** Begin **
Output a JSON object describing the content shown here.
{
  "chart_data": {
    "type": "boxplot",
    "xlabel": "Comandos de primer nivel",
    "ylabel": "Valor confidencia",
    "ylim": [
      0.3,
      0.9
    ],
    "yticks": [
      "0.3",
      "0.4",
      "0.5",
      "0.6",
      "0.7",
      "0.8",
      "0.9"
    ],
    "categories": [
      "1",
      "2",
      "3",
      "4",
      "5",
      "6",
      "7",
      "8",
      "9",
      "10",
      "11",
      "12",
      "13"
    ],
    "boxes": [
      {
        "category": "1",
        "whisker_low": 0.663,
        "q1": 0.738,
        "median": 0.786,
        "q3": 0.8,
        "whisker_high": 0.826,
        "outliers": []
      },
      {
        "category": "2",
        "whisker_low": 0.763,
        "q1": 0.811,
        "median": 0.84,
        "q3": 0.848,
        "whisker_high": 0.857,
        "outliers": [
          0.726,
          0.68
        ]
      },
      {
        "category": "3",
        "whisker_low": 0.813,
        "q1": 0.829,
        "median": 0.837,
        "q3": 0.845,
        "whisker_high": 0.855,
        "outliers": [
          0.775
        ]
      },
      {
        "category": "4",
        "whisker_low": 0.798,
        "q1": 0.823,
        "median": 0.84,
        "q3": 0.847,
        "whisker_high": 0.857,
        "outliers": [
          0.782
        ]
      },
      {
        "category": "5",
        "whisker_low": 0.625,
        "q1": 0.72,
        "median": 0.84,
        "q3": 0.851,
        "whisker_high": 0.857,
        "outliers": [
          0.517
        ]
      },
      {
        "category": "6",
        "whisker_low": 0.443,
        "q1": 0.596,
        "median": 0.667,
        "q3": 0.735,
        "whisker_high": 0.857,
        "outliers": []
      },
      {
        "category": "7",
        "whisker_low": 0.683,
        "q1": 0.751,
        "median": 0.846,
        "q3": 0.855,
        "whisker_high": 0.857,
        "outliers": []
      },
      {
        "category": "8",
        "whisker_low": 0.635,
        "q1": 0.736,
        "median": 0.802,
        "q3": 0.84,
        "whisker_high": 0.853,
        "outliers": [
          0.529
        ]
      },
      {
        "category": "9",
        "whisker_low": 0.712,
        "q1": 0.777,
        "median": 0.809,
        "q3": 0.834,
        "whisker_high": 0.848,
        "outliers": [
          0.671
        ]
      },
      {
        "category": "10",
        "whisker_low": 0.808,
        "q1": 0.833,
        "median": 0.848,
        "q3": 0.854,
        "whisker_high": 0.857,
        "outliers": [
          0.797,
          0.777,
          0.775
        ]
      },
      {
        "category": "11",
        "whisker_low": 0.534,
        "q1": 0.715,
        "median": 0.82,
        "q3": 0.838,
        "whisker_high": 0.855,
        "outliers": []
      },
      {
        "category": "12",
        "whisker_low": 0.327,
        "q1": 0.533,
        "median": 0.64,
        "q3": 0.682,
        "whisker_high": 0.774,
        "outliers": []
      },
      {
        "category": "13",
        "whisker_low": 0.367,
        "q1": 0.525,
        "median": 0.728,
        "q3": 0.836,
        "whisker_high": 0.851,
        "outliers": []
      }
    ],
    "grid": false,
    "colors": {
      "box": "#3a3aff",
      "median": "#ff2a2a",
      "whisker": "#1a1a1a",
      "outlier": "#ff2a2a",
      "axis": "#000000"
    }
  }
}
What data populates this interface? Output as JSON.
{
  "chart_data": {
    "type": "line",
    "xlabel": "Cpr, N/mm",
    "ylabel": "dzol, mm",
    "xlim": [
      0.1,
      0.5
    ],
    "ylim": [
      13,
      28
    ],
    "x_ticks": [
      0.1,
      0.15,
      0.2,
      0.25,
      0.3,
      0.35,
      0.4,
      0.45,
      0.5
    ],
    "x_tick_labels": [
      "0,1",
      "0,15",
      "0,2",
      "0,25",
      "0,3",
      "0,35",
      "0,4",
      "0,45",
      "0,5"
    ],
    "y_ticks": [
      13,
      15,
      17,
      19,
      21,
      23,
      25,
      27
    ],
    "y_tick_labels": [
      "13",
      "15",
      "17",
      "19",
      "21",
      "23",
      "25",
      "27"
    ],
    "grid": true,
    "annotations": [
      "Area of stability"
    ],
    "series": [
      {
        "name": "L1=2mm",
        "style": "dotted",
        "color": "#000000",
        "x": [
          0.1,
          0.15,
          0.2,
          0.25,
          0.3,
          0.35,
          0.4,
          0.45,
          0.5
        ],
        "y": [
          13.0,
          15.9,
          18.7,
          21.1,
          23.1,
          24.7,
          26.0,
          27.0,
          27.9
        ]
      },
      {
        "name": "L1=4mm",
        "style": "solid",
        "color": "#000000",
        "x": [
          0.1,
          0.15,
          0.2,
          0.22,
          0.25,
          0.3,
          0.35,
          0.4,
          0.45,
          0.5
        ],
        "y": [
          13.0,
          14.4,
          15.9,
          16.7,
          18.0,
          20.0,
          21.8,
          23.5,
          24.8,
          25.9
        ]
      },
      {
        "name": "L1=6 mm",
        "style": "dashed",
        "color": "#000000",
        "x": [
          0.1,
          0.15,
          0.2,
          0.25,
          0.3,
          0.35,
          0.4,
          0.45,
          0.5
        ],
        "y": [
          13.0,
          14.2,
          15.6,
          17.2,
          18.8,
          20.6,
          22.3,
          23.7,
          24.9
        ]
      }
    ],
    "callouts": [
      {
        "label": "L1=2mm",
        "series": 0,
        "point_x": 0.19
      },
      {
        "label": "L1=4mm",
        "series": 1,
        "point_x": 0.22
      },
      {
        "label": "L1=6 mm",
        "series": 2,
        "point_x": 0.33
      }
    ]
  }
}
** End **
→ EXERCISE AIM: Retype all of the material above with every character intact.

→ EXERCISE SOLUTION:
Output a JSON object describing the content shown here.
{
  "chart_data": {
    "type": "boxplot",
    "xlabel": "Comandos de primer nivel",
    "ylabel": "Valor confidencia",
    "ylim": [
      0.3,
      0.9
    ],
    "yticks": [
      "0.3",
      "0.4",
      "0.5",
      "0.6",
      "0.7",
      "0.8",
      "0.9"
    ],
    "categories": [
      "1",
      "2",
      "3",
      "4",
      "5",
      "6",
      "7",
      "8",
      "9",
      "10",
      "11",
      "12",
      "13"
    ],
    "boxes": [
      {
        "category": "1",
        "whisker_low": 0.663,
        "q1": 0.738,
        "median": 0.786,
        "q3": 0.8,
        "whisker_high": 0.826,
        "outliers": []
      },
      {
        "category": "2",
        "whisker_low": 0.763,
        "q1": 0.811,
        "median": 0.84,
        "q3": 0.848,
        "whisker_high": 0.857,
        "outliers": [
          0.726,
          0.68
        ]
      },
      {
        "category": "3",
        "whisker_low": 0.813,
        "q1": 0.829,
        "median": 0.837,
        "q3": 0.845,
        "whisker_high": 0.855,
        "outliers": [
          0.775
        ]
      },
      {
        "category": "4",
        "whisker_low": 0.798,
        "q1": 0.823,
        "median": 0.84,
        "q3": 0.847,
        "whisker_high": 0.857,
        "outliers": [
          0.782
        ]
      },
      {
        "category": "5",
        "whisker_low": 0.625,
        "q1": 0.72,
        "median": 0.84,
        "q3": 0.851,
        "whisker_high": 0.857,
        "outliers": [
          0.517
        ]
      },
      {
        "category": "6",
        "whisker_low": 0.443,
        "q1": 0.596,
        "median": 0.667,
        "q3": 0.735,
        "whisker_high": 0.857,
        "outliers": []
      },
      {
        "category": "7",
        "whisker_low": 0.683,
        "q1": 0.751,
        "median": 0.846,
        "q3": 0.855,
        "whisker_high": 0.857,
        "outliers": []
      },
      {
        "category": "8",
        "whisker_low": 0.635,
        "q1": 0.736,
        "median": 0.802,
        "q3": 0.84,
        "whisker_high": 0.853,
        "outliers": [
          0.529
        ]
      },
      {
        "category": "9",
        "whisker_low": 0.712,
        "q1": 0.777,
        "median": 0.809,
        "q3": 0.834,
        "whisker_high": 0.848,
        "outliers": [
          0.671
        ]
      },
      {
        "category": "10",
        "whisker_low": 0.808,
        "q1": 0.833,
        "median": 0.848,
        "q3": 0.854,
        "whisker_high": 0.857,
        "outliers": [
          0.797,
          0.777,
          0.775
        ]
      },
      {
        "category": "11",
        "whisker_low": 0.534,
        "q1": 0.715,
        "median": 0.82,
        "q3": 0.838,
        "whisker_high": 0.855,
        "outliers": []
      },
      {
        "category": "12",
        "whisker_low": 0.327,
        "q1": 0.533,
        "median": 0.64,
        "q3": 0.682,
        "whisker_high": 0.774,
        "outliers": []
      },
      {
        "category": "13",
        "whisker_low": 0.367,
        "q1": 0.525,
        "median": 0.728,
        "q3": 0.836,
        "whisker_high": 0.851,
        "outliers": []
      }
    ],
    "grid": false,
    "colors": {
      "box": "#3a3aff",
      "median": "#ff2a2a",
      "whisker": "#1a1a1a",
      "outlier": "#ff2a2a",
      "axis": "#000000"
    }
  }
}
What data populates this interface? Output as JSON.
{
  "chart_data": {
    "type": "line",
    "xlabel": "Cpr, N/mm",
    "ylabel": "dzol, mm",
    "xlim": [
      0.1,
      0.5
    ],
    "ylim": [
      13,
      28
    ],
    "x_ticks": [
      0.1,
      0.15,
      0.2,
      0.25,
      0.3,
      0.35,
      0.4,
      0.45,
      0.5
    ],
    "x_tick_labels": [
      "0,1",
      "0,15",
      "0,2",
      "0,25",
      "0,3",
      "0,35",
      "0,4",
      "0,45",
      "0,5"
    ],
    "y_ticks": [
      13,
      15,
      17,
      19,
      21,
      23,
      25,
      27
    ],
    "y_tick_labels": [
      "13",
      "15",
      "17",
      "19",
      "21",
      "23",
      "25",
      "27"
    ],
    "grid": true,
    "annotations": [
      "Area of stability"
    ],
    "series": [
      {
        "name": "L1=2mm",
        "style": "dotted",
        "color": "#000000",
        "x": [
          0.1,
          0.15,
          0.2,
          0.25,
          0.3,
          0.35,
          0.4,
          0.45,
          0.5
        ],
        "y": [
          13.0,
          15.9,
          18.7,
          21.1,
          23.1,
          24.7,
          26.0,
          27.0,
          27.9
        ]
      },
      {
        "name": "L1=4mm",
        "style": "solid",
        "color": "#000000",
        "x": [
          0.1,
          0.15,
          0.2,
          0.22,
          0.25,
          0.3,
          0.35,
          0.4,
          0.45,
          0.5
        ],
        "y": [
          13.0,
          14.4,
          15.9,
          16.7,
          18.0,
          20.0,
          21.8,
          23.5,
          24.8,
          25.9
        ]
      },
      {
        "name": "L1=6 mm",
        "style": "dashed",
        "color": "#000000",
        "x": [
          0.1,
          0.15,
          0.2,
          0.25,
          0.3,
          0.35,
          0.4,
          0.45,
          0.5
        ],
        "y": [
          13.0,
          14.2,
          15.6,
          17.2,
          18.8,
          20.6,
          22.3,
          23.7,
          24.9
        ]
      }
    ],
    "callouts": [
      {
        "label": "L1=2mm",
        "series": 0,
        "point_x": 0.19
      },
      {
        "label": "L1=4mm",
        "series": 1,
        "point_x": 0.22
      },
      {
        "label": "L1=6 mm",
        "series": 2,
        "point_x": 0.33
      }
    ]
  }
}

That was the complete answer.